— start of Material supplied —

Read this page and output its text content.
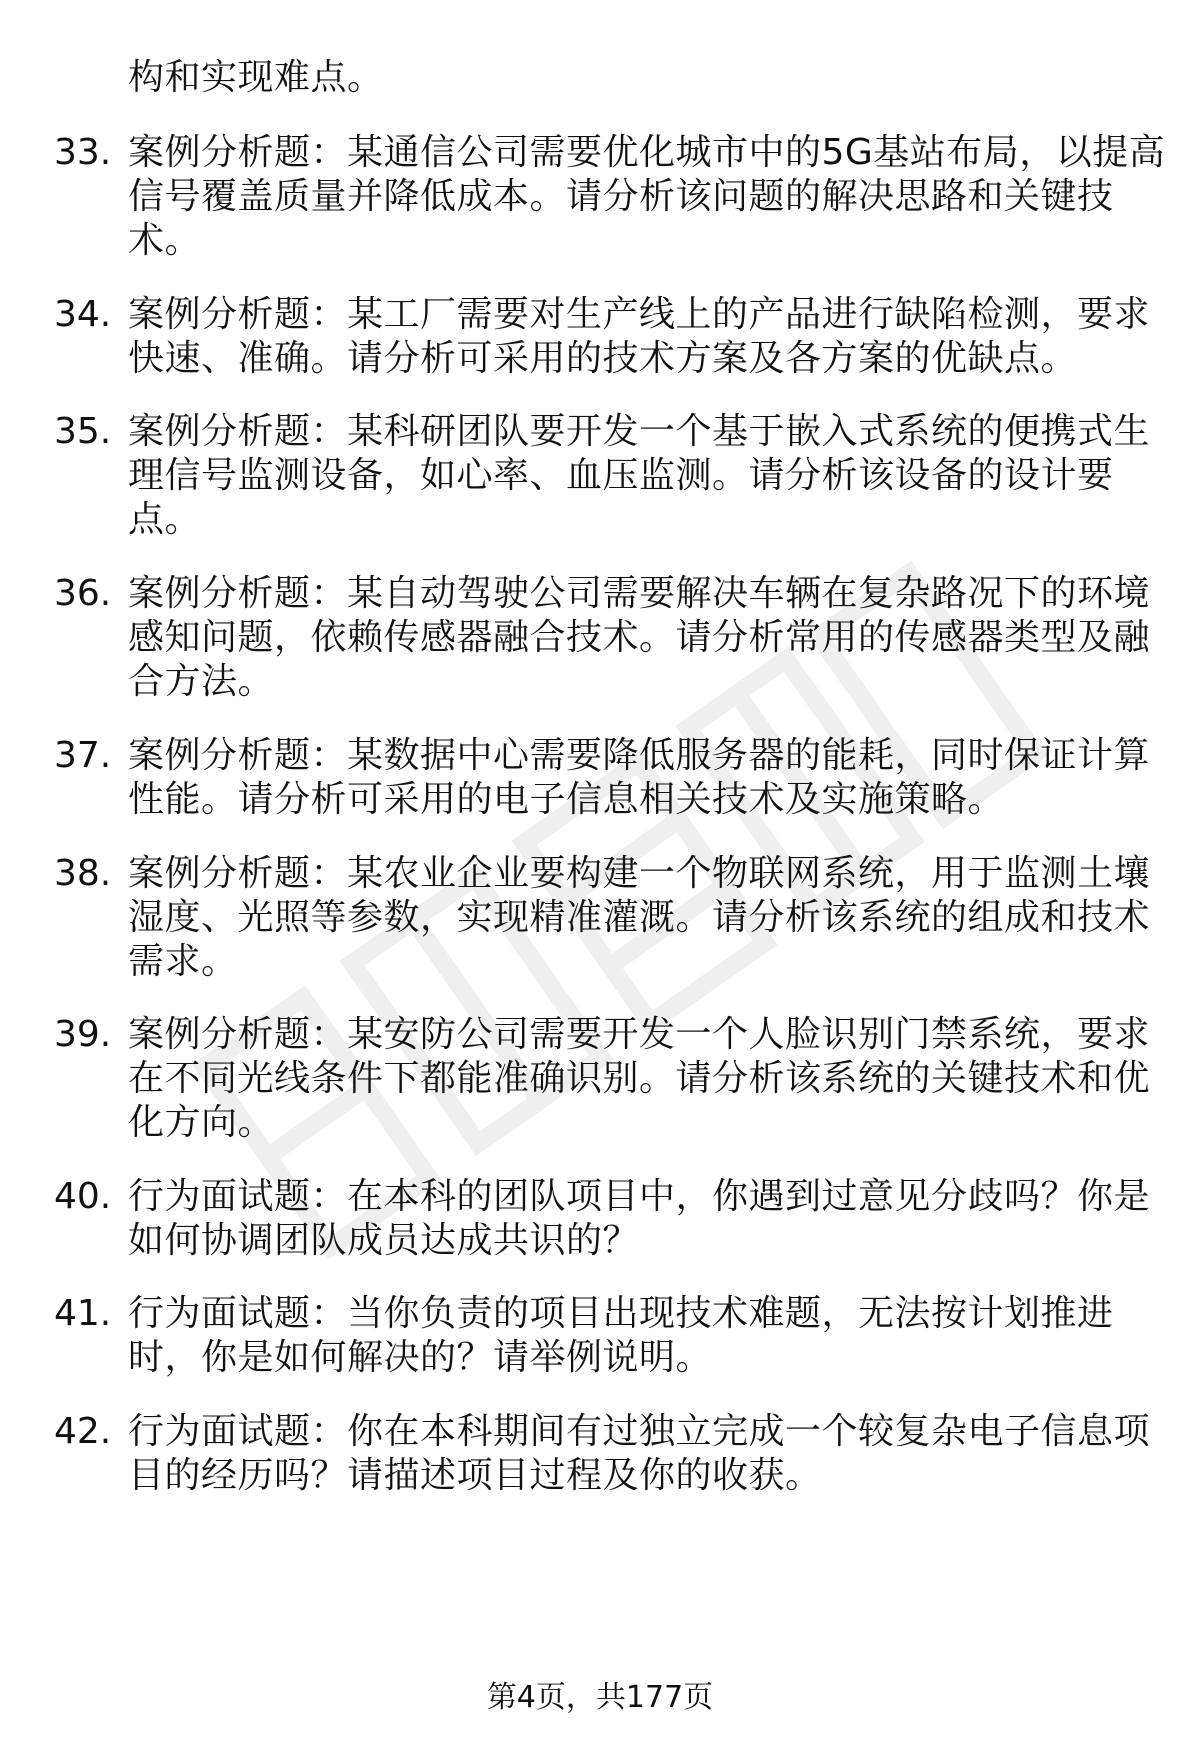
构和实现难点。
33. 案例分析题：某通信公司需要优化城市中的5G基站布局，以提高
信号覆盖质量并降低成本。请分析该问题的解决思路和关键技
术。
34. 案例分析题：某工厂需要对生产线上的产品进行缺陷检测，要求
快速、准确。请分析可采用的技术方案及各方案的优缺点。
35. 案例分析题：某科研团队要开发一个基于嵌入式系统的便携式生
理信号监测设备，如心率、血压监测。请分析该设备的设计要
点。
36. 案例分析题：某自动驾驶公司需要解决车辆在复杂路况下的环境
感知问题，依赖传感器融合技术。请分析常用的传感器类型及融
合方法。
37. 案例分析题：某数据中心需要降低服务器的能耗，同时保证计算
性能。请分析可采用的电子信息相关技术及实施策略。
38. 案例分析题：某农业企业要构建一个物联网系统，用于监测土壤
湿度、光照等参数，实现精准灌溉。请分析该系统的组成和技术
需求。
39. 案例分析题：某安防公司需要开发一个人脸识别门禁系统，要求
在不同光线条件下都能准确识别。请分析该系统的关键技术和优
化方向。
40. 行为面试题：在本科的团队项目中，你遇到过意见分歧吗？你是
如何协调团队成员达成共识的？
41. 行为面试题：当你负责的项目出现技术难题，无法按计划推进
时，你是如何解决的？请举例说明。
42. 行为面试题：你在本科期间有过独立完成一个较复杂电子信息项
目的经历吗？请描述项目过程及你的收获。
第4页，共177页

— end of Material supplied —

→ What the task requires:
Leave out the pictures and restate everything else word for word.

→ Output for this exercise:
Read this page and output its text content.
构和实现难点。
33. 案例分析题：某通信公司需要优化城市中的5G基站布局，以提高
信号覆盖质量并降低成本。请分析该问题的解决思路和关键技
术。
34. 案例分析题：某工厂需要对生产线上的产品进行缺陷检测，要求
快速、准确。请分析可采用的技术方案及各方案的优缺点。
35. 案例分析题：某科研团队要开发一个基于嵌入式系统的便携式生
理信号监测设备，如心率、血压监测。请分析该设备的设计要
点。
36. 案例分析题：某自动驾驶公司需要解决车辆在复杂路况下的环境
感知问题，依赖传感器融合技术。请分析常用的传感器类型及融
合方法。
37. 案例分析题：某数据中心需要降低服务器的能耗，同时保证计算
性能。请分析可采用的电子信息相关技术及实施策略。
38. 案例分析题：某农业企业要构建一个物联网系统，用于监测土壤
湿度、光照等参数，实现精准灌溉。请分析该系统的组成和技术
需求。
39. 案例分析题：某安防公司需要开发一个人脸识别门禁系统，要求
在不同光线条件下都能准确识别。请分析该系统的关键技术和优
化方向。
40. 行为面试题：在本科的团队项目中，你遇到过意见分歧吗？你是
如何协调团队成员达成共识的？
41. 行为面试题：当你负责的项目出现技术难题，无法按计划推进
时，你是如何解决的？请举例说明。
42. 行为面试题：你在本科期间有过独立完成一个较复杂电子信息项
目的经历吗？请描述项目过程及你的收获。
第4页，共177页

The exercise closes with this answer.